● **Stored data**

——

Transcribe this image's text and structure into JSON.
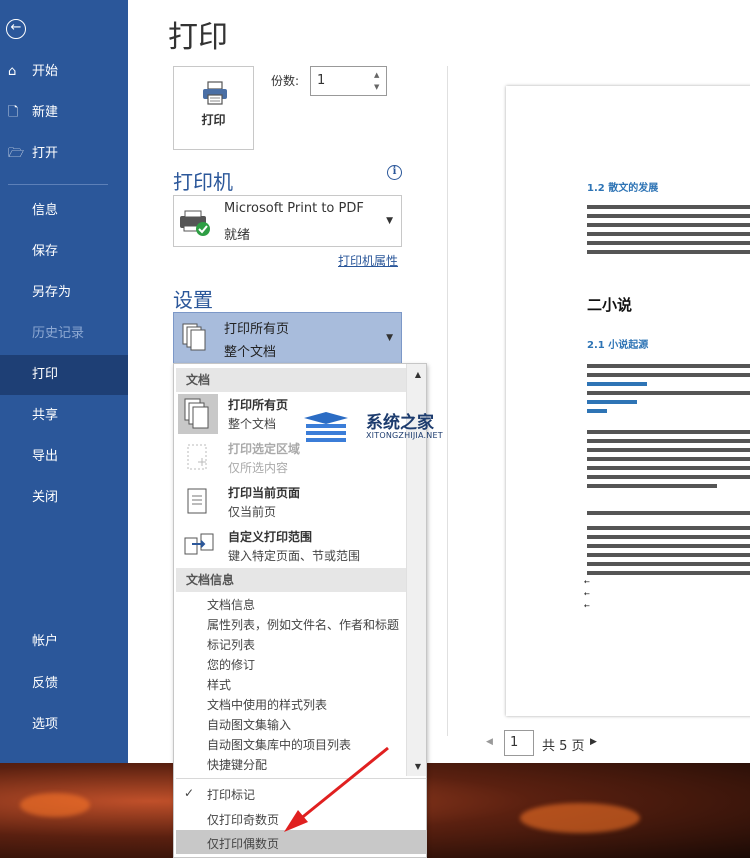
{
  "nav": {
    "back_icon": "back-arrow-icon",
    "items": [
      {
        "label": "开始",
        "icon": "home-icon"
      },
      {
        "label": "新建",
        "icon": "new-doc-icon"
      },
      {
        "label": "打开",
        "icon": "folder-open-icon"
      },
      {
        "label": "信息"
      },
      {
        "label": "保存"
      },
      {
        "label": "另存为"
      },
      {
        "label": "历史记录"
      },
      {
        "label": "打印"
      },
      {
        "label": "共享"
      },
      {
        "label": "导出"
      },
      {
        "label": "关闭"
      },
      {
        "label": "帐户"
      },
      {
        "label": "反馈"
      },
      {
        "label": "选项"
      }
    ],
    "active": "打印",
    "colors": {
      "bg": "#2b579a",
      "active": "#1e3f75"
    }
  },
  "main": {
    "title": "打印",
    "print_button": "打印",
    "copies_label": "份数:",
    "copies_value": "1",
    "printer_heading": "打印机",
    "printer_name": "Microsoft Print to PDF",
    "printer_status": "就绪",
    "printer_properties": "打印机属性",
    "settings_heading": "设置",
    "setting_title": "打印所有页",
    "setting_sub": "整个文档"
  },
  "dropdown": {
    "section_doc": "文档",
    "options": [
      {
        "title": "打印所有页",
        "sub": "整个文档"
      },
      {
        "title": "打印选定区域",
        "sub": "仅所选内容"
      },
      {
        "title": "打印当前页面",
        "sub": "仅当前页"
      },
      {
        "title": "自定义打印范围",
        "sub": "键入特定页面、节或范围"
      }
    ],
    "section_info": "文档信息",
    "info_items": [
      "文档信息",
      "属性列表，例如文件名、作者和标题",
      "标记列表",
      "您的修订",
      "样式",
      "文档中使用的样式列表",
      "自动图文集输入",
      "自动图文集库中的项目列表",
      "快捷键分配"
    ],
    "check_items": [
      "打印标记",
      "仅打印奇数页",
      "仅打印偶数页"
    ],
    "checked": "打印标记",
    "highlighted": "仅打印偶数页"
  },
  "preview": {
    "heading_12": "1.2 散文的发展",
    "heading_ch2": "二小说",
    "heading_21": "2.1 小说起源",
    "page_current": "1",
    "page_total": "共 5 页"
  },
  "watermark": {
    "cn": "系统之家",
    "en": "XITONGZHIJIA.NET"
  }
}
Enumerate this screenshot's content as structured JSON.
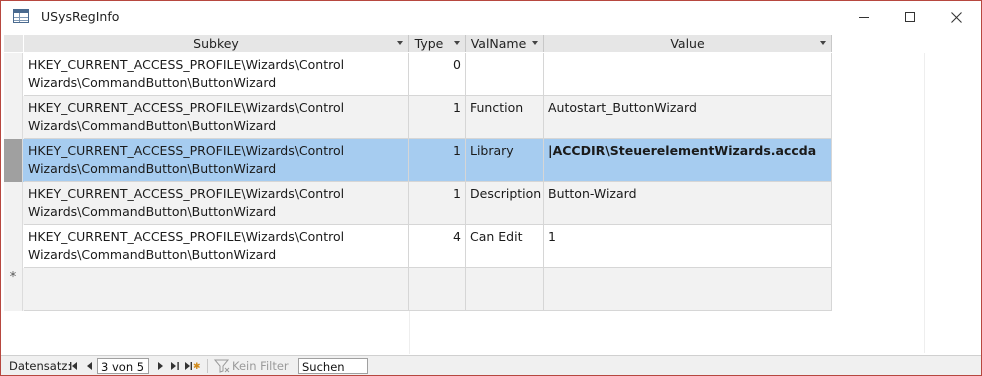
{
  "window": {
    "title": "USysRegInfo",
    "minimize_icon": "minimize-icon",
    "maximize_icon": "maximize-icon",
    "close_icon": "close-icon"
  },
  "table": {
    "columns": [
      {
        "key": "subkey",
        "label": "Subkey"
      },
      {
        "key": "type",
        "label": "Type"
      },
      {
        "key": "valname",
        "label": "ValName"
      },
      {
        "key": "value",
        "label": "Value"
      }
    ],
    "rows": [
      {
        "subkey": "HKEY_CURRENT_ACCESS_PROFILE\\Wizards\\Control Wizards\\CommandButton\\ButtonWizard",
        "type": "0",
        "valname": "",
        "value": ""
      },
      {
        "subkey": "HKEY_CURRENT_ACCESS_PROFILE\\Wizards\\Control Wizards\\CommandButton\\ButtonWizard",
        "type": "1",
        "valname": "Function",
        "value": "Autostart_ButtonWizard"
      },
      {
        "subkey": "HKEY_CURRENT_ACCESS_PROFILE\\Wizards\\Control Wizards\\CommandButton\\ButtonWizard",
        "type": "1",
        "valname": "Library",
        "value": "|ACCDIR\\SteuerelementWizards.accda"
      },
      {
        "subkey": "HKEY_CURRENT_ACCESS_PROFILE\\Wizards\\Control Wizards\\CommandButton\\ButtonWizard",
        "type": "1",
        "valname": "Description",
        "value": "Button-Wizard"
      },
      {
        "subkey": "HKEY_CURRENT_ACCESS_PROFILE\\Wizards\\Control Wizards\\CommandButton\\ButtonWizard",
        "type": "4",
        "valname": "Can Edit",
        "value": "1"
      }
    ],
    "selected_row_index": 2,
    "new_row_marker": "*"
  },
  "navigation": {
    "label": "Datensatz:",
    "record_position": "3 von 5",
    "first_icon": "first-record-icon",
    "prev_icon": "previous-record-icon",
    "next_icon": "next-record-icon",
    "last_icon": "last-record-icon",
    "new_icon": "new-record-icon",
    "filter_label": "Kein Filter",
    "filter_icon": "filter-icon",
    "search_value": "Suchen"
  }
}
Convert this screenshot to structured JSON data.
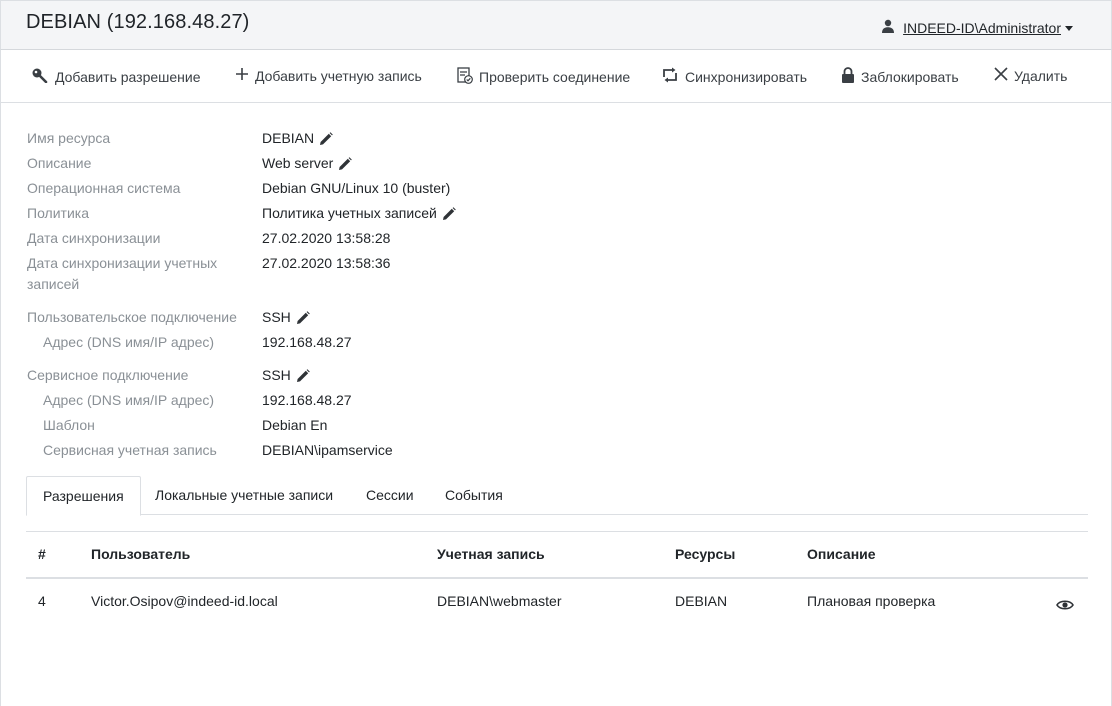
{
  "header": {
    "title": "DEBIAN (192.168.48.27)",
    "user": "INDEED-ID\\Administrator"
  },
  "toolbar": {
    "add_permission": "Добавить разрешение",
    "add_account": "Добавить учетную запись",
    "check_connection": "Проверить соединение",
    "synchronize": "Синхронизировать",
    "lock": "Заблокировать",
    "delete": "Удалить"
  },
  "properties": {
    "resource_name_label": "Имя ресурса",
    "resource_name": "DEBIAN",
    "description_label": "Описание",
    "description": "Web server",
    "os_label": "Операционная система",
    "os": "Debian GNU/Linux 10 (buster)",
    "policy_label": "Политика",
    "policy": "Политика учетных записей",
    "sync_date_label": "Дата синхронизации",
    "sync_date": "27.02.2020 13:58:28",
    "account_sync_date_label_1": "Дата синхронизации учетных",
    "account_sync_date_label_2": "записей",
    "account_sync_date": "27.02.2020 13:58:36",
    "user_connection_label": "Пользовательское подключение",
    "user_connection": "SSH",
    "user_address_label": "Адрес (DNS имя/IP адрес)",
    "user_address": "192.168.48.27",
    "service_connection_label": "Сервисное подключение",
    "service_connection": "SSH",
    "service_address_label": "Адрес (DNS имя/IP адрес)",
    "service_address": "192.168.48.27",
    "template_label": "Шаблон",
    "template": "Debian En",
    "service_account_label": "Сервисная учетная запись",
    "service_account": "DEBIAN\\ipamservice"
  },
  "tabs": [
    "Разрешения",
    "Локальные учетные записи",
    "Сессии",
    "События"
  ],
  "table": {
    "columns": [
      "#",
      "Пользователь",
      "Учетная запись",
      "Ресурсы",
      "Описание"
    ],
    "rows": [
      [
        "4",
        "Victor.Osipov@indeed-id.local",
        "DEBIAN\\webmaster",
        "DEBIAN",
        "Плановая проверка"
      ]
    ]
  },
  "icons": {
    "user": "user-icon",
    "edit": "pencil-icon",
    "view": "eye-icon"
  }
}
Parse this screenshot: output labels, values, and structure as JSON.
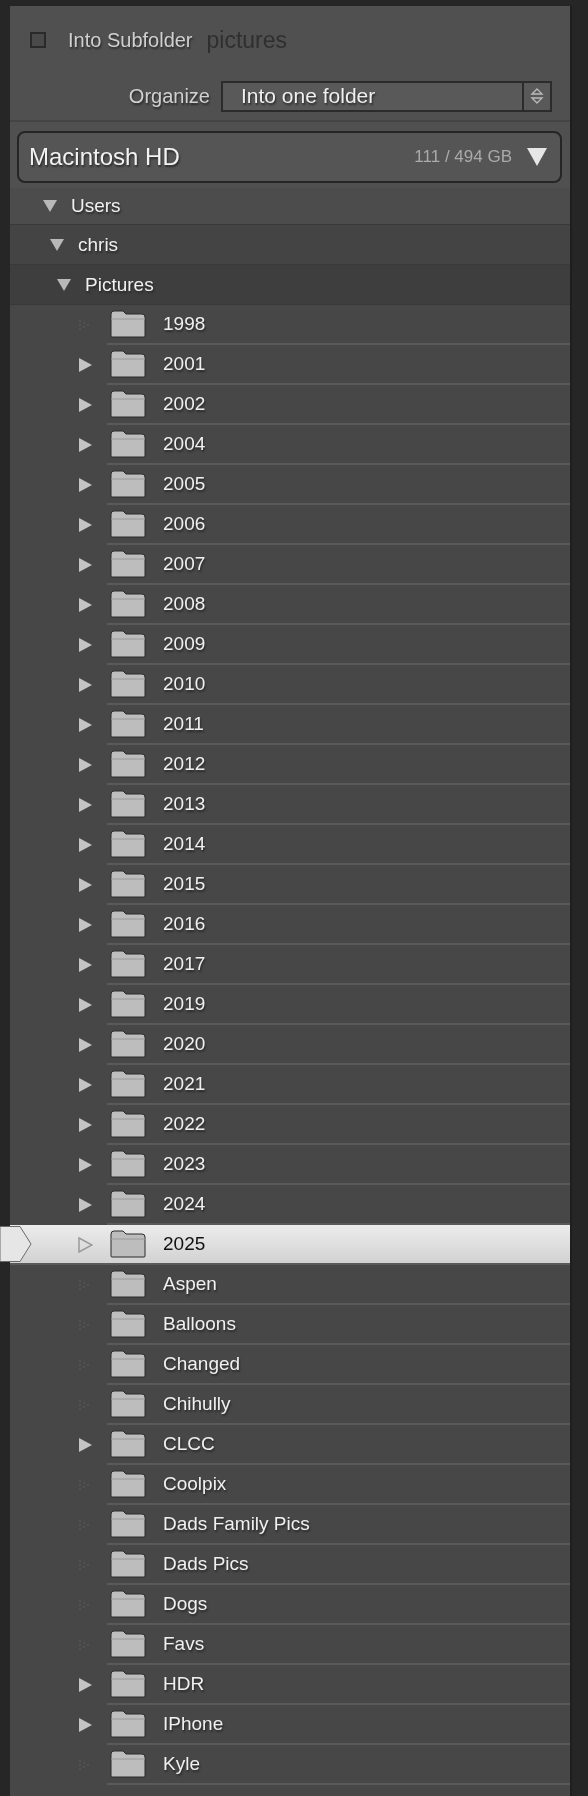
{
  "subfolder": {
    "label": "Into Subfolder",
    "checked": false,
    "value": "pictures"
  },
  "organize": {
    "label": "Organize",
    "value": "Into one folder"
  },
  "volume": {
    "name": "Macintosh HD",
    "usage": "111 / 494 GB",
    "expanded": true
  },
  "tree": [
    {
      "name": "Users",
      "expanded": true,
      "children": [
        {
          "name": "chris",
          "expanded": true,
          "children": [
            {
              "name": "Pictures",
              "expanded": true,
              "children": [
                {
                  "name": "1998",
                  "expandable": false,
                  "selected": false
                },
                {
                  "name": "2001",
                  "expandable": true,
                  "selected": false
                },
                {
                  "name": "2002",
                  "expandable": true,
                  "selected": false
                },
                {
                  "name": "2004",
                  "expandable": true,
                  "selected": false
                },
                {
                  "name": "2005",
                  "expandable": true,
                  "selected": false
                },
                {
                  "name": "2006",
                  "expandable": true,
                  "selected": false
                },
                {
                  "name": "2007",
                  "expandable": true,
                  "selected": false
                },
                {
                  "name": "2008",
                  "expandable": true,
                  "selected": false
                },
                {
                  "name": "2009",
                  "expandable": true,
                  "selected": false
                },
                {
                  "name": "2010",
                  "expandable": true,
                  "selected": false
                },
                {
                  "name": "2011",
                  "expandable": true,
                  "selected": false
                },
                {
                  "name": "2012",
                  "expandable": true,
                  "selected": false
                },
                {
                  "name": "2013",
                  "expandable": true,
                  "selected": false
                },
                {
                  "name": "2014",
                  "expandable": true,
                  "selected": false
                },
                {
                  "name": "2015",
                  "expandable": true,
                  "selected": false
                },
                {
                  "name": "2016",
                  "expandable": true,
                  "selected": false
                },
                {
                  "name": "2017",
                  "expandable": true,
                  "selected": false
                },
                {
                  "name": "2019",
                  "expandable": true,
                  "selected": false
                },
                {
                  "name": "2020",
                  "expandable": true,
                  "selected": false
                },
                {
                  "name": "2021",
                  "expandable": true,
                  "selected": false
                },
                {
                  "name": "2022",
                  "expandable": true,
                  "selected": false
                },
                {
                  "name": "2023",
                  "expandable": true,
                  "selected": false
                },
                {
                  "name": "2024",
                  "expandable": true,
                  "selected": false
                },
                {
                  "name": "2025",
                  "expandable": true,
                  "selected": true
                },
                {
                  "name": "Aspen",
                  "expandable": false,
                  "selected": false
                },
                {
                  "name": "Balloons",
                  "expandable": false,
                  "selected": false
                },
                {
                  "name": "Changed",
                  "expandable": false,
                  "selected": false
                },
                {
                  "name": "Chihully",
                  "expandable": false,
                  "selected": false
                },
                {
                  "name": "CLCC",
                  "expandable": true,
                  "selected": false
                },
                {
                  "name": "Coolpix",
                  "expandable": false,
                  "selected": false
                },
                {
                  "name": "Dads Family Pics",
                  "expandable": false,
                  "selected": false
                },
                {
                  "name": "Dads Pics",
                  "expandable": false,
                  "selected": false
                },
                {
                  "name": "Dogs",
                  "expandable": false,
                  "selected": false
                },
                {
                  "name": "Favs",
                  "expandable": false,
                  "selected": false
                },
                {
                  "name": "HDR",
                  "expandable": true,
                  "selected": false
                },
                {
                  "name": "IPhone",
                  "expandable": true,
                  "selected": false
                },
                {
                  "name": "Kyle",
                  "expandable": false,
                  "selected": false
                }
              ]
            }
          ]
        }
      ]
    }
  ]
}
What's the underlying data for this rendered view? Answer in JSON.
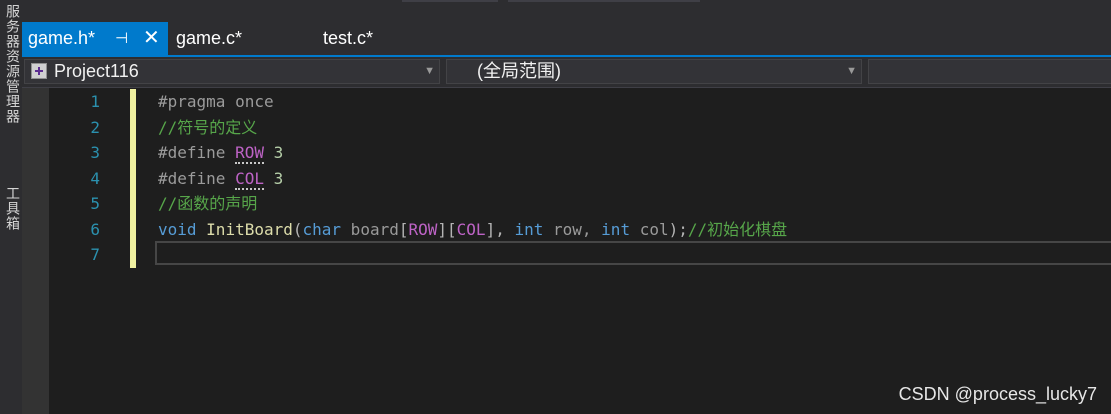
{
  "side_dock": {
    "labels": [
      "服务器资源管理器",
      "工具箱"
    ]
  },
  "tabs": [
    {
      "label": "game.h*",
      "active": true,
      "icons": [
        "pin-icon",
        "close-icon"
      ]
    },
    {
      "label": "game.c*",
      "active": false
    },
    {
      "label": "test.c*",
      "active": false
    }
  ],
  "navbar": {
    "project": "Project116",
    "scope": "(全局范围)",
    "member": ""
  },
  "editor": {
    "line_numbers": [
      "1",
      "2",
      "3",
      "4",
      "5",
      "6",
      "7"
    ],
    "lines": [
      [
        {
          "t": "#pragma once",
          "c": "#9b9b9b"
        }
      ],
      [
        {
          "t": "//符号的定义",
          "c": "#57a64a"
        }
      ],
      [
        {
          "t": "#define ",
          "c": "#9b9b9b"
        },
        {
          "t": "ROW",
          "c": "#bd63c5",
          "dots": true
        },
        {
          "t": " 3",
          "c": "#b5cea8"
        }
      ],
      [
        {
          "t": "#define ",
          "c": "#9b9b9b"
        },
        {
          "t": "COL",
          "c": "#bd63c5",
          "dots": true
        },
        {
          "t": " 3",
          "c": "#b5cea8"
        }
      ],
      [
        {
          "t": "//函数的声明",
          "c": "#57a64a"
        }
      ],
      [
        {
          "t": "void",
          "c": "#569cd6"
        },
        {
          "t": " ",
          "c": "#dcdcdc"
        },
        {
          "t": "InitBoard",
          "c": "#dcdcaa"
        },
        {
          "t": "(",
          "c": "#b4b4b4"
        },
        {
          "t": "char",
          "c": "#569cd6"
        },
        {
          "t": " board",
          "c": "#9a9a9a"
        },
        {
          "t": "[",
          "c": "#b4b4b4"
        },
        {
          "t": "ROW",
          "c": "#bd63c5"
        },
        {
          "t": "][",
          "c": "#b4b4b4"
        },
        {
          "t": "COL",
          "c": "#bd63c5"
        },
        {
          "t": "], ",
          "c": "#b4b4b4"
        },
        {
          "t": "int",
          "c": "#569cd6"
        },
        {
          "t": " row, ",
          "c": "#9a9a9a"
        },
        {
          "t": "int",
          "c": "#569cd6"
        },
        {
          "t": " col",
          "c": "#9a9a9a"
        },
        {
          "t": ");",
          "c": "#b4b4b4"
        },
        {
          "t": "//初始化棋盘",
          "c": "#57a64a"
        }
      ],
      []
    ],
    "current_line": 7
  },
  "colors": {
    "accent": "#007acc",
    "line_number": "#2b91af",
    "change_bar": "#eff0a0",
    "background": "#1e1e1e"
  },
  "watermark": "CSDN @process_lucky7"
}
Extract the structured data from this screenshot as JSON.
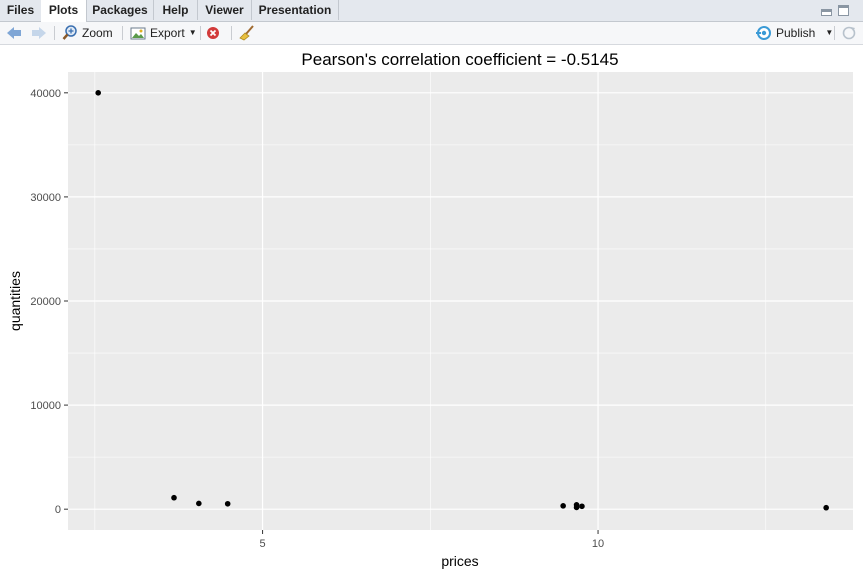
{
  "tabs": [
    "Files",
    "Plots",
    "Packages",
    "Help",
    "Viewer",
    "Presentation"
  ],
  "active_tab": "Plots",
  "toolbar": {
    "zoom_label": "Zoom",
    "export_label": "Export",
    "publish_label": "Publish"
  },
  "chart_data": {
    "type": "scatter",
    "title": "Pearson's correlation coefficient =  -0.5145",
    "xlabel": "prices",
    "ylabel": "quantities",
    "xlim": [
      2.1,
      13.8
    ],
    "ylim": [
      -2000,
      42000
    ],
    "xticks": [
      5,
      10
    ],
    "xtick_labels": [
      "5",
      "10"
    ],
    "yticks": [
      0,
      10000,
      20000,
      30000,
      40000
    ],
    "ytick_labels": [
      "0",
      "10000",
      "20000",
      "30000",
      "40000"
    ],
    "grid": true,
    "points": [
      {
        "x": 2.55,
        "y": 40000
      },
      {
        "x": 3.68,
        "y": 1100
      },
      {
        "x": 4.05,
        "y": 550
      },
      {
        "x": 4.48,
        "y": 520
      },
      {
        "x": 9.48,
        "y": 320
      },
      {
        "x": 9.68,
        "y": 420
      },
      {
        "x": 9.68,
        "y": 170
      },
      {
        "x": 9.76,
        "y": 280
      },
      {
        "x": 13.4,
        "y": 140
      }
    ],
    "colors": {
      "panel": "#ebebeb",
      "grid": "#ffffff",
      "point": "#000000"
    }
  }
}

——

● **EXERCISE BRIEF**
Copy out every line of the listing that contains the string "Дата".

● **COMPLETED EXERCISE**
    "sync_date_label": "Дата синхронизации",
    "account_sync_date_label_1": "Дата синхронизации учетных",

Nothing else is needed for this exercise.